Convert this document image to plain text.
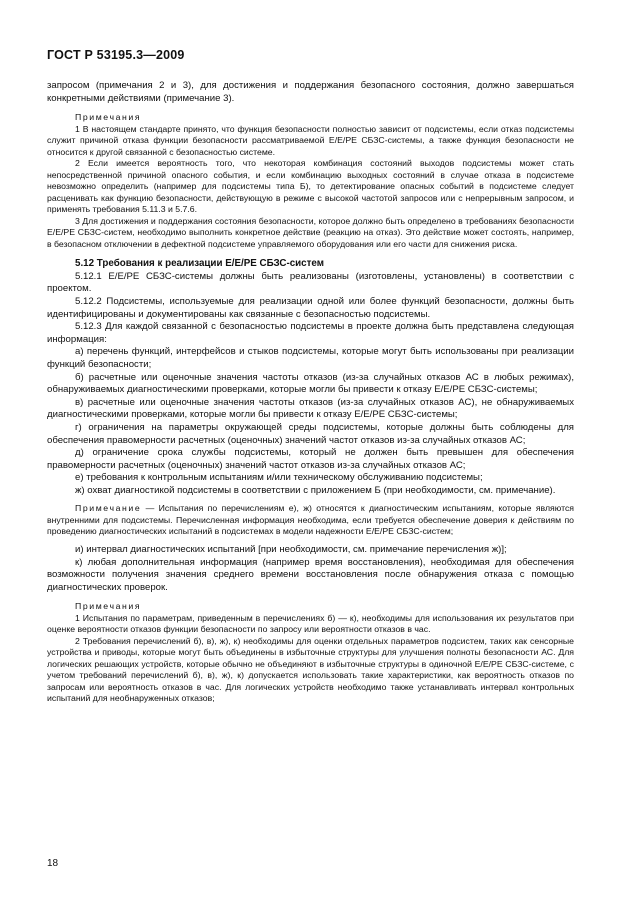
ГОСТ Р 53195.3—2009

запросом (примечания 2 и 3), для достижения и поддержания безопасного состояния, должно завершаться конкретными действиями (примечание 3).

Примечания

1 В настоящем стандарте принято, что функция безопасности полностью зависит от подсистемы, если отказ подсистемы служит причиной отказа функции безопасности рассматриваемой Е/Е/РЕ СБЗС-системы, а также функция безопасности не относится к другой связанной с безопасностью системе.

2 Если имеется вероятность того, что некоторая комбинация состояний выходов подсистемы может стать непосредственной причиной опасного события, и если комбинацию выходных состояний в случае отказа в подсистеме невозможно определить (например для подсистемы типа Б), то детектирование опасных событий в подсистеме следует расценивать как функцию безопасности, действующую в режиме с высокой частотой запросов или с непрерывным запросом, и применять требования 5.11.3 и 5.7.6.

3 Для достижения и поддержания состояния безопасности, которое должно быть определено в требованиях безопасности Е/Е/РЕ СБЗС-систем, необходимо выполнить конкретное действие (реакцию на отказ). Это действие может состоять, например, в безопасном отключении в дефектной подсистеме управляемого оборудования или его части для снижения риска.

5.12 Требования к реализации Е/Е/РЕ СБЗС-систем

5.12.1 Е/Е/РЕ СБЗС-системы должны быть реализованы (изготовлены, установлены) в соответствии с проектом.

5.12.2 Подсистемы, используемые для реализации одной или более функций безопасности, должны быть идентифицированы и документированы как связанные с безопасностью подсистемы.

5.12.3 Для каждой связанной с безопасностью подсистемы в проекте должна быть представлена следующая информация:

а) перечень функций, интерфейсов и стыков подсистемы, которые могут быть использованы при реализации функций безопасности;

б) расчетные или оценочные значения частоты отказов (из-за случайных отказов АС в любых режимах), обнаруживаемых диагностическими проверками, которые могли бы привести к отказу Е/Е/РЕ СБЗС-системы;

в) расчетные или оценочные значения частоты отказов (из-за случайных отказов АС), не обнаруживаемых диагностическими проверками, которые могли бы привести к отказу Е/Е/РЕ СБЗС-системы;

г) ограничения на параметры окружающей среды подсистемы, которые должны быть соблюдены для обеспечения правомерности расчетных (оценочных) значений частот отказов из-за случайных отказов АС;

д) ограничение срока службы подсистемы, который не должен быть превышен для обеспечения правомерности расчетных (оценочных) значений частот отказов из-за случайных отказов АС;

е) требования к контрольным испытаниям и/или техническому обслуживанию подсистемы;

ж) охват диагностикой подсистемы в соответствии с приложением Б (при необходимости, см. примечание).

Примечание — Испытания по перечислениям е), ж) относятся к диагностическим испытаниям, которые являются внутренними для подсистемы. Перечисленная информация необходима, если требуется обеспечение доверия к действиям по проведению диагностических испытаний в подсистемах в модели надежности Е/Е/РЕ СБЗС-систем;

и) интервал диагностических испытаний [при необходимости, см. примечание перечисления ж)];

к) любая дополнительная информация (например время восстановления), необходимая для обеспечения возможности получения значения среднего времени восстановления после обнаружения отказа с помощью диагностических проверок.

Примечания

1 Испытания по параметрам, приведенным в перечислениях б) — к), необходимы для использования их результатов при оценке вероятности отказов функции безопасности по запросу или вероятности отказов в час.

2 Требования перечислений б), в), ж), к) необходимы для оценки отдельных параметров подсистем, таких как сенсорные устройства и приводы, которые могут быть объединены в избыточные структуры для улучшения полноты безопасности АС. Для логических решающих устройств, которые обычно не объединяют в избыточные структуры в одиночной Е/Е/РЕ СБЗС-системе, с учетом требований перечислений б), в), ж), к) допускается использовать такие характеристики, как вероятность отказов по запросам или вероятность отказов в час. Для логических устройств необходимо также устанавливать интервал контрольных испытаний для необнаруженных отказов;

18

━━━━━━━━━━

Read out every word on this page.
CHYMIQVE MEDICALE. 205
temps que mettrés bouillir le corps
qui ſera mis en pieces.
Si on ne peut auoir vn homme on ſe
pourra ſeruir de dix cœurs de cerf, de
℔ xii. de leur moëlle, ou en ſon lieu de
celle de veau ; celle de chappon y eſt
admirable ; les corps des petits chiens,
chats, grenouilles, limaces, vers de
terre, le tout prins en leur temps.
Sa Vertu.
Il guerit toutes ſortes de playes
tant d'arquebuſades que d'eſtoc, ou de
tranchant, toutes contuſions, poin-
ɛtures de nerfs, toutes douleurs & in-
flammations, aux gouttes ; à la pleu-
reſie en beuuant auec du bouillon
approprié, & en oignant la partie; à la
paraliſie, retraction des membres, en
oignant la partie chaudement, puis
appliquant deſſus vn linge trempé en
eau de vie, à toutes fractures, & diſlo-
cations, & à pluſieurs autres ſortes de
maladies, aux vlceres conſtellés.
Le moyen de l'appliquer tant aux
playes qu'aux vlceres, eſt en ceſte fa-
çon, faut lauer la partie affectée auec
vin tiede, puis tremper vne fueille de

━━━━━━━━━━

# Written instruction:
Reply with one number only: the count of lines in the entries that contain "vlceres".

# Answer to the exercise:
2